Would you write out the listing verbatim and skip every picture in it?

_ _ _ _

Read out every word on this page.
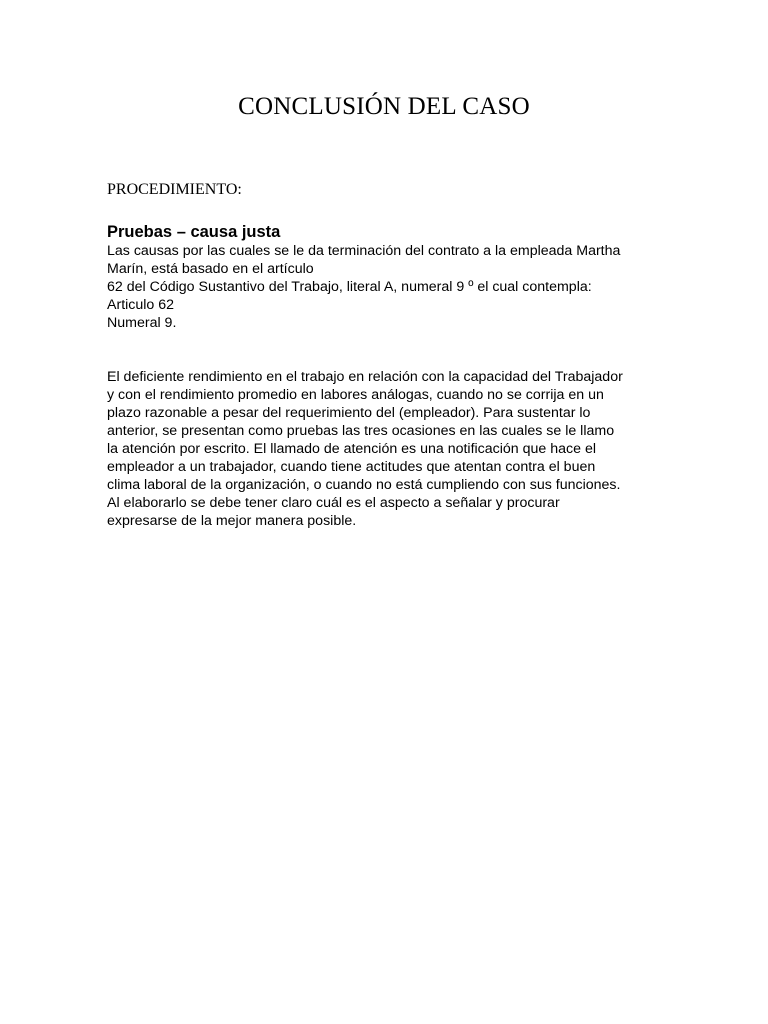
CONCLUSIÓN DEL CASO

PROCEDIMIENTO:

Pruebas – causa justa

Las causas por las cuales se le da terminación del contrato a la empleada Martha
Marín, está basado en el artículo
62 del Código Sustantivo del Trabajo, literal A, numeral 9 º el cual contempla:
Articulo 62
Numeral 9.
El deficiente rendimiento en el trabajo en relación con la capacidad del Trabajador
y con el rendimiento promedio en labores análogas, cuando no se corrija en un
plazo razonable a pesar del requerimiento del (empleador). Para sustentar lo
anterior, se presentan como pruebas las tres ocasiones en las cuales se le llamo
la atención por escrito. El llamado de atención es una notificación que hace el
empleador a un trabajador, cuando tiene actitudes que atentan contra el buen
clima laboral de la organización, o cuando no está cumpliendo con sus funciones.
Al elaborarlo se debe tener claro cuál es el aspecto a señalar y procurar
expresarse de la mejor manera posible.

_ _ _ _

Result of the task »
Read out every word on this page.
CONCLUSIÓN DEL CASO

PROCEDIMIENTO:

Pruebas – causa justa

Las causas por las cuales se le da terminación del contrato a la empleada Martha
Marín, está basado en el artículo
62 del Código Sustantivo del Trabajo, literal A, numeral 9 º el cual contempla:
Articulo 62
Numeral 9.
El deficiente rendimiento en el trabajo en relación con la capacidad del Trabajador
y con el rendimiento promedio en labores análogas, cuando no se corrija en un
plazo razonable a pesar del requerimiento del (empleador). Para sustentar lo
anterior, se presentan como pruebas las tres ocasiones en las cuales se le llamo
la atención por escrito. El llamado de atención es una notificación que hace el
empleador a un trabajador, cuando tiene actitudes que atentan contra el buen
clima laboral de la organización, o cuando no está cumpliendo con sus funciones.
Al elaborarlo se debe tener claro cuál es el aspecto a señalar y procurar
expresarse de la mejor manera posible.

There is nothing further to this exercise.